Dataset excerpts
begin

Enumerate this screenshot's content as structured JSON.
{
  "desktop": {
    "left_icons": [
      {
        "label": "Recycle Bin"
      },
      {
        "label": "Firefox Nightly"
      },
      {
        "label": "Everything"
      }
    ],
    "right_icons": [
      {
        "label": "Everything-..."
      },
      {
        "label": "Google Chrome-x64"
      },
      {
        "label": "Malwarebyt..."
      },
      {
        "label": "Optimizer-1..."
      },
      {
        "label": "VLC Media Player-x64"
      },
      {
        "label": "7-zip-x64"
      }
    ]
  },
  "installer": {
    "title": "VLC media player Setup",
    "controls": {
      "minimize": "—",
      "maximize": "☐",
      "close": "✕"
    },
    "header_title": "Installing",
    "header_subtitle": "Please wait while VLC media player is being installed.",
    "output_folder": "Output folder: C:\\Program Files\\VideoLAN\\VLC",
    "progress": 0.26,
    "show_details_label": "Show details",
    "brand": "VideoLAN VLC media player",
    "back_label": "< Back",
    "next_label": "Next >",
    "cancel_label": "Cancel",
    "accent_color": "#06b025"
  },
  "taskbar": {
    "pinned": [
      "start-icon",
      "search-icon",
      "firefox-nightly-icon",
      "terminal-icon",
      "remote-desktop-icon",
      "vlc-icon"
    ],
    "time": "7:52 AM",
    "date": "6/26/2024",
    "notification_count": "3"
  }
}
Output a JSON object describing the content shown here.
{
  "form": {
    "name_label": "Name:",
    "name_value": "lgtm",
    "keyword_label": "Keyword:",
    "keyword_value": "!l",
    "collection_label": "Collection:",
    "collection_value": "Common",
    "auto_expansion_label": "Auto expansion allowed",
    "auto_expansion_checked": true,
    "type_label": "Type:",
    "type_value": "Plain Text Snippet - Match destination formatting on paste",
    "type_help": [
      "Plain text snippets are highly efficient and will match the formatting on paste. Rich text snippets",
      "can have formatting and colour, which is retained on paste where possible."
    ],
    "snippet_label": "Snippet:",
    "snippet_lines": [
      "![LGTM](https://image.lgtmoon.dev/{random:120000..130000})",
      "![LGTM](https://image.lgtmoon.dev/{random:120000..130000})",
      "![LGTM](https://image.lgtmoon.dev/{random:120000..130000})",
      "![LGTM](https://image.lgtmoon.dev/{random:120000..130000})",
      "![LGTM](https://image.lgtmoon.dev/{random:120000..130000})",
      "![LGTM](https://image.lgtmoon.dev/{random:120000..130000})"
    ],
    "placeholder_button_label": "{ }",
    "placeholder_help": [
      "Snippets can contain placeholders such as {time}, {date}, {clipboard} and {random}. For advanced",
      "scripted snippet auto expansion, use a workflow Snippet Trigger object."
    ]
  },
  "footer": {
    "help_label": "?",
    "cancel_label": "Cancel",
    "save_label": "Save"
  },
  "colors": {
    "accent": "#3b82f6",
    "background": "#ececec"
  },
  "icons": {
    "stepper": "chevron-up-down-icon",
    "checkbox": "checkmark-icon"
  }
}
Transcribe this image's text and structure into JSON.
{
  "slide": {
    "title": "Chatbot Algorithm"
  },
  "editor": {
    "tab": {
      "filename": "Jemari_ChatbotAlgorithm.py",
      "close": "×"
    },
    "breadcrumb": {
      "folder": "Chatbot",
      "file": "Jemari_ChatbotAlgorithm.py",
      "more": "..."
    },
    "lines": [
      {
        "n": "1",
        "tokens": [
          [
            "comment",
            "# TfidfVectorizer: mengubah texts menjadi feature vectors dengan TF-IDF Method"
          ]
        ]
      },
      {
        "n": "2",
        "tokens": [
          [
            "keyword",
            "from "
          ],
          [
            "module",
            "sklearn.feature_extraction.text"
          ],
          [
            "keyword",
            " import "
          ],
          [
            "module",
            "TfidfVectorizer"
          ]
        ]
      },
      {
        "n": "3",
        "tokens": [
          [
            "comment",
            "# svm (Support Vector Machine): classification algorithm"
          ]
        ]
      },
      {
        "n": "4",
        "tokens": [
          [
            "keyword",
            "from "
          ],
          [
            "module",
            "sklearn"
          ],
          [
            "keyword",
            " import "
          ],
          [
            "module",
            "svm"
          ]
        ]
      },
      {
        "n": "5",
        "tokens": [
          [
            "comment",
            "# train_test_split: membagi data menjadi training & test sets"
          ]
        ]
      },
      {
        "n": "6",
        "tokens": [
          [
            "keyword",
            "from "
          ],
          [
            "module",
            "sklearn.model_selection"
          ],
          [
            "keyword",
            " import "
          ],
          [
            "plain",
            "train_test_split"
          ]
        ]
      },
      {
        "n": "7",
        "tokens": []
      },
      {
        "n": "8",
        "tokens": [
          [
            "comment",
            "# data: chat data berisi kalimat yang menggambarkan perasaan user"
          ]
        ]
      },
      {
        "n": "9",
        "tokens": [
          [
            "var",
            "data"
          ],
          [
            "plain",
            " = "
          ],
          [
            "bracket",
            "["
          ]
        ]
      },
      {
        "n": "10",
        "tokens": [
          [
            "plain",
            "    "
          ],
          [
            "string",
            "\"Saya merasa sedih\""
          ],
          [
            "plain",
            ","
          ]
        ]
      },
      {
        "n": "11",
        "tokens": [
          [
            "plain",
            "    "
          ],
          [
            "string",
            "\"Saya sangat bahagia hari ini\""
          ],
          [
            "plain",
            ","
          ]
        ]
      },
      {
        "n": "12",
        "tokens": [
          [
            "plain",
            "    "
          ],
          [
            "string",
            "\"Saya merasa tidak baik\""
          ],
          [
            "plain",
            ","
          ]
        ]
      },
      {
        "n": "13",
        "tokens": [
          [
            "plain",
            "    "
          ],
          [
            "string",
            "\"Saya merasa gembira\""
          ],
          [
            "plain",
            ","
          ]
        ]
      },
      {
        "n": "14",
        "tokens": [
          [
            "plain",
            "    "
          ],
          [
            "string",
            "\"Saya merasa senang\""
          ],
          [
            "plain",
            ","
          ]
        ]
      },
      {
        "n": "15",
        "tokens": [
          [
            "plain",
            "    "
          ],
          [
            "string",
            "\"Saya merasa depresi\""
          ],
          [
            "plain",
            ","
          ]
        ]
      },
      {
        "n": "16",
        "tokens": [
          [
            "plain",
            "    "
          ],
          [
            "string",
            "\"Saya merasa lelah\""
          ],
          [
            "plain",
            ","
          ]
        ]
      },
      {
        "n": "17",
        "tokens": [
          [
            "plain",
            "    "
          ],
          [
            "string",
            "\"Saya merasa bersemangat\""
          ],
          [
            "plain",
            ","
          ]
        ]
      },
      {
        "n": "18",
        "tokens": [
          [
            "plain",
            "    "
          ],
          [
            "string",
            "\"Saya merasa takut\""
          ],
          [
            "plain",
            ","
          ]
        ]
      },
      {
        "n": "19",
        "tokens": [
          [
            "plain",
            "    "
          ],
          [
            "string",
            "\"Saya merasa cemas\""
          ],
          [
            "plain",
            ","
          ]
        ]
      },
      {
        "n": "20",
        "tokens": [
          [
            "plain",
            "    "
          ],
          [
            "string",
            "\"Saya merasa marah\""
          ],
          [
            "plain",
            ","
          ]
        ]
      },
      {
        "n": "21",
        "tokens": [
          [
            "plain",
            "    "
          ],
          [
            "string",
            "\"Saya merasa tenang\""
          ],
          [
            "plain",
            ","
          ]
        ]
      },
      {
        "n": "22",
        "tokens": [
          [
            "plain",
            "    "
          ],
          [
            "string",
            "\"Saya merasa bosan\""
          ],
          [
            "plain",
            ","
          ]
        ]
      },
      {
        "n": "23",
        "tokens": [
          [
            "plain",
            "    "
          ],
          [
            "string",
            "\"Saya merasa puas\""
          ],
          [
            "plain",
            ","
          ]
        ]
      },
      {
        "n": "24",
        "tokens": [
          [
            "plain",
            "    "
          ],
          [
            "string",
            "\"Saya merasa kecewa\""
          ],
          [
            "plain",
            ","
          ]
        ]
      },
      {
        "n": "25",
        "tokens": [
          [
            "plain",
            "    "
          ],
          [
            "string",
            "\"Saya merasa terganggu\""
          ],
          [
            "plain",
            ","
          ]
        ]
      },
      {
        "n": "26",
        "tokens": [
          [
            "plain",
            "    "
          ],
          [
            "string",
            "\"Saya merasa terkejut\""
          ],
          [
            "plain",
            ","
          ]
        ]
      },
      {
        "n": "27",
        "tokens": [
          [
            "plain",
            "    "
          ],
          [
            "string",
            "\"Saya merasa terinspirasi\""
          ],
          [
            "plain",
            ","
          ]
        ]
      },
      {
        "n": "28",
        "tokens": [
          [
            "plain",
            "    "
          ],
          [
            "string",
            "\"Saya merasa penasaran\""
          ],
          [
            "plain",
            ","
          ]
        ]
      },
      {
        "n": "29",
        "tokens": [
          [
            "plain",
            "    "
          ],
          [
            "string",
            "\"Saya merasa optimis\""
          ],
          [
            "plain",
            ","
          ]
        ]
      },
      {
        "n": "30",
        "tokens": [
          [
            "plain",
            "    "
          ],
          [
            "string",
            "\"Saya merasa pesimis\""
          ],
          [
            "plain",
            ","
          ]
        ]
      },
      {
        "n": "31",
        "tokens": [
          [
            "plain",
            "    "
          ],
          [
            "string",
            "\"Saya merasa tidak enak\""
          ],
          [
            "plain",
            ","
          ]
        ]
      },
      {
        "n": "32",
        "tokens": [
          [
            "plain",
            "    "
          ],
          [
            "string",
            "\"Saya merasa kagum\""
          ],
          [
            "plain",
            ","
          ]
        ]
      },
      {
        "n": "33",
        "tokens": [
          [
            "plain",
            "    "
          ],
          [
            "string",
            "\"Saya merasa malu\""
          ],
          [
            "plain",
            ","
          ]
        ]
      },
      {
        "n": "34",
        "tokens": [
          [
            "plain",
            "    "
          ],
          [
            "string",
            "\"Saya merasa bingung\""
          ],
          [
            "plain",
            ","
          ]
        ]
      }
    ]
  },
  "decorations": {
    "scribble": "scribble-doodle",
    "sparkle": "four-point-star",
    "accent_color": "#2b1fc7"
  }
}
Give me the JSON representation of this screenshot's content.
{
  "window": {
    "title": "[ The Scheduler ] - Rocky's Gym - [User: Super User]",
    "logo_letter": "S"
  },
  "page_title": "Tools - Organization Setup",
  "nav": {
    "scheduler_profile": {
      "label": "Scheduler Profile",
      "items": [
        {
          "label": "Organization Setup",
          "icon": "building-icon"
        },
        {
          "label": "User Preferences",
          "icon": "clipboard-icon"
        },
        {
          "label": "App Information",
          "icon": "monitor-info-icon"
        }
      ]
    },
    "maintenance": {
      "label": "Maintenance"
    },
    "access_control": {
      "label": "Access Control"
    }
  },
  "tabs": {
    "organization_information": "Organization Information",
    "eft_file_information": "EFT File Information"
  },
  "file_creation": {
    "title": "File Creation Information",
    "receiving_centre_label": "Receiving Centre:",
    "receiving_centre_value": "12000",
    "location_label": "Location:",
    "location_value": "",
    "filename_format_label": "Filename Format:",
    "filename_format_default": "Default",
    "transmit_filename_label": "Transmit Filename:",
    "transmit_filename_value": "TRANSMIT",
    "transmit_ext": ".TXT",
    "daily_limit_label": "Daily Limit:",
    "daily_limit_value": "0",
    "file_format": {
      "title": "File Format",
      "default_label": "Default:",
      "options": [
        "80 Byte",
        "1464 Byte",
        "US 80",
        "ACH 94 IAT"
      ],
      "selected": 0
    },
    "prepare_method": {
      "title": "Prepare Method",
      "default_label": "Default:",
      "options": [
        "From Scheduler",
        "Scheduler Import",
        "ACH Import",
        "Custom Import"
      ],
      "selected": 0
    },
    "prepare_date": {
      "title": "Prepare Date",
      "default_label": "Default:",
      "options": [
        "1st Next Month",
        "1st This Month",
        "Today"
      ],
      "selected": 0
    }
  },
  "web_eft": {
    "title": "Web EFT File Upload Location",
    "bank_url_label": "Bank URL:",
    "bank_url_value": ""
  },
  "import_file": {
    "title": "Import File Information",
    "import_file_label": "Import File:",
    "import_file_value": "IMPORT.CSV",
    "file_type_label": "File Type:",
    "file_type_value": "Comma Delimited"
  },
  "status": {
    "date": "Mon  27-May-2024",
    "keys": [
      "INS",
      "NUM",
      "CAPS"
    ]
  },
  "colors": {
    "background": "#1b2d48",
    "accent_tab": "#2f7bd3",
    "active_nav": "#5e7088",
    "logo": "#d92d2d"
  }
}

end

Required work> Return every line containing "Organization".

Exercise solution>
  "page_title": "Tools - Organization Setup",
          "label": "Organization Setup",
    "organization_information": "Organization Information",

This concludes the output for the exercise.